Clara Rojas, la cautiva que creía en los milagros

Clara Rojas, la cautiva que creía en los milagros

Por Alejandra Rey
La única vez que en la selva pesó más el silencio que cualquier crueldad fue cuando ella gritó: “Piedad, piedad para mi niño, por favor”. La mudez de todos, hasta de los pájaros, fue general, porque no la habían visto así jamás, con los puños apretados y blancos, el pelo revuelto y ese cuerpo débil implorante, lastimado. Antes, meses antes, su cara era diferente y en vez de gritar hablaba sola en la espesura. Lo hacía con su madre, le cantaba a la Virgen, bordaba con las manos y se tocaba la panza, chiquita de poco comer, donde crecía su niño, y todo para no volverse loca.
Pero esa vez, Clara Rojas, secuestrada en la selva colombiana por las FARC durante seis años, se hartó de las buenas maneras y la desesperación salió de sus entrañas en forma de grito. Hacía meses que se habían llevado a su hijo Emanuel, al que había parido con tanto dolor y tanta sangre con la promesa de que se lo devolverían, y ella esperaba día tras día, tarde tras tarde, noche tras noche que la criaturita pequeña, con el brazo quebrado y casi inútil, apareciera en el campamento y la abrazara.

(TAREA PLANTEADA 1):
Según el texto sobre Clara Rojas, ¿cuánto tiempo duró su secuestro?
(TAREA PLANTEADA 2):
Indica si cada afirmación coincide con el texto sobre Clara Rojas y cita las palabras que lo deciden: (a) Clara Rojas fue secuestrada por las FARC en la selva colombiana. (b) El hijo de Clara Rojas se llamaba Tomás. (c) Meses antes del grito, Clara Rojas le cantaba a la Virgen.
(TAREA PLANTEADA 3):
Prolonga el texto sobre Clara Rojas a partir de su última oración.
Para resolver lo que sigue no se necesita el material.

(MATERIAL EXTRAÍDO):
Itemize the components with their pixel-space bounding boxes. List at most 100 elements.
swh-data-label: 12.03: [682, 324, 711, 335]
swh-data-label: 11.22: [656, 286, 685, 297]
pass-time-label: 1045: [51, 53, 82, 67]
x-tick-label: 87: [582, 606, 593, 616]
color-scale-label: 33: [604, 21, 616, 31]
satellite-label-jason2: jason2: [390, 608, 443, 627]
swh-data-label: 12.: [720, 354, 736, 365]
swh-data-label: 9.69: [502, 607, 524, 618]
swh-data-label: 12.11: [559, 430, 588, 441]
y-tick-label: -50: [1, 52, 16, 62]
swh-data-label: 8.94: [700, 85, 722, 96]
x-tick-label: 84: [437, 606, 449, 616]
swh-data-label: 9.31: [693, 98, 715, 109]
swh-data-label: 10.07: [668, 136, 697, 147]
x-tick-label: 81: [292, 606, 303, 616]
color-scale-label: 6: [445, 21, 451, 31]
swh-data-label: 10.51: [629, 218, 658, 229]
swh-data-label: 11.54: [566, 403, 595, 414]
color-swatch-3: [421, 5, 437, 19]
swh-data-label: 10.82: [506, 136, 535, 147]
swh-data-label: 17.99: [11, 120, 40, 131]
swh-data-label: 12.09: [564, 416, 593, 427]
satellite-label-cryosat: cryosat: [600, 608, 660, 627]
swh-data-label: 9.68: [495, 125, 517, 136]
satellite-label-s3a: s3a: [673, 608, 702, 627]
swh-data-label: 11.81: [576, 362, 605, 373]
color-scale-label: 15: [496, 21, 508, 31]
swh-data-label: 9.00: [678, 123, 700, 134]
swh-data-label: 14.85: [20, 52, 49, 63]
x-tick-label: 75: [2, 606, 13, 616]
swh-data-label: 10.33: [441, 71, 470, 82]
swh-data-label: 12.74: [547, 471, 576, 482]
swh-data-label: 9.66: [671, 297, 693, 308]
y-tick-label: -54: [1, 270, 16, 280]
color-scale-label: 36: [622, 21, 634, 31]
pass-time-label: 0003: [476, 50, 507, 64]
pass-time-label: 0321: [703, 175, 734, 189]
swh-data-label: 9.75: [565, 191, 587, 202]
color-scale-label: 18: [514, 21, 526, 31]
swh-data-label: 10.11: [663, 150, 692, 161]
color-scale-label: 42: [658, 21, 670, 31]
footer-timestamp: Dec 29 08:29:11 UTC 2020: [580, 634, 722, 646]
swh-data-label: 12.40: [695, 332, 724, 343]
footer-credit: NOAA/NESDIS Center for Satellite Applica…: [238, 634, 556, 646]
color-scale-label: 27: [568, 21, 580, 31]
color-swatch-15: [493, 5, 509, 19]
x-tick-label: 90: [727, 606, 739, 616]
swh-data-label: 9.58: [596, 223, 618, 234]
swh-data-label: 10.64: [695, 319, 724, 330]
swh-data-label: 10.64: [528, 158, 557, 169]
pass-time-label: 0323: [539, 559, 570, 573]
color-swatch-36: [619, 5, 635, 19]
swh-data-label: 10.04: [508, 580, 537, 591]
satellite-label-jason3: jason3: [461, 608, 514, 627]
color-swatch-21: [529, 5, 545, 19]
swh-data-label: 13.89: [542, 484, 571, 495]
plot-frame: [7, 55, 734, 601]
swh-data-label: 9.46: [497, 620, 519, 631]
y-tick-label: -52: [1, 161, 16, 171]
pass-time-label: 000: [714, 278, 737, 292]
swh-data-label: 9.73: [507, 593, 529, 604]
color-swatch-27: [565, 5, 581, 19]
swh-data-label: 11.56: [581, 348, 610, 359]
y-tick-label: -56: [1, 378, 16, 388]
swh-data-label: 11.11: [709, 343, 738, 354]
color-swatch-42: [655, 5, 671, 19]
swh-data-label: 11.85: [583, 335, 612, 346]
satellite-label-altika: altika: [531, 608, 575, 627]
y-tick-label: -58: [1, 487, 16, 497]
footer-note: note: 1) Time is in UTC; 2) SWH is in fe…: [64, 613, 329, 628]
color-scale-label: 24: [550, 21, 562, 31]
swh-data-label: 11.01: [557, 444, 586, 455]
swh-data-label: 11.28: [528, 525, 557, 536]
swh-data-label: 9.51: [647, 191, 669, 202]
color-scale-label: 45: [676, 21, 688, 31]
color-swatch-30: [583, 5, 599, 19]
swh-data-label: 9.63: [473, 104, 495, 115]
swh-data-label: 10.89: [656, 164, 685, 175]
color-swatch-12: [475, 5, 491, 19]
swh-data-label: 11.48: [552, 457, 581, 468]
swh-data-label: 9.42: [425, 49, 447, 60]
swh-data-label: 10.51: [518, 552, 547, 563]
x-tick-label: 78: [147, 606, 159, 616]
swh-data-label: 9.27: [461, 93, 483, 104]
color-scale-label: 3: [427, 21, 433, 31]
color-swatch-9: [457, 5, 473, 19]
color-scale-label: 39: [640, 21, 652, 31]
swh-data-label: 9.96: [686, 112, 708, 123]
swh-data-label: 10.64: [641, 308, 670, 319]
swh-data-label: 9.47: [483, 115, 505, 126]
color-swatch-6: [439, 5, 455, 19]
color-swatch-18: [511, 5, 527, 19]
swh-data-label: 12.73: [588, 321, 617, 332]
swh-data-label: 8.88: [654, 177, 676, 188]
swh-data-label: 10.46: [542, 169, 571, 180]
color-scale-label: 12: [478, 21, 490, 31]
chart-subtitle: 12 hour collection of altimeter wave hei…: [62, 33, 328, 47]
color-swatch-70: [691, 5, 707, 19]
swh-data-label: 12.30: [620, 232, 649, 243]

(RESPUESTA ESCRITA 1):
Seis años.

(RESPUESTA ESCRITA 2):
(a) Sí: "secuestrada en la selva colombiana por las FARC durante seis años".
(b) No: "su hijo Emanuel".
(c) Sí: "le cantaba a la Virgen".

(RESPUESTA ESCRITA 3):
Y ese recuerdo, el de la sangre y el adiós, el de las caricias y la ausencia, el de la locura y los maltratos sigue siendo un tema del que no quiere hablar Clara Rojas, porque le daña el cuerpo y el alma, y ella se propuso ser fuerte para Emanuel, que no consigue vencer a un púgil de short rojo que aparece en la pantalla de la Wii.
“Hay temas de los que prefiero no hablar -dice Clara Rojas- porque primero tiene que saberlo todo mi hijo.”
-Yo sé que sos una persona discreta y no te voy a preguntar el nombre del padre de Emanuel. Sólo quiero saber cómo es el amor en la selva.
-Yo… Hay cosas… Mira, prefiero dejar atrás algunas historias. Lo que pasó en la selva pasó allá y no me parece prudente referirme a todo eso.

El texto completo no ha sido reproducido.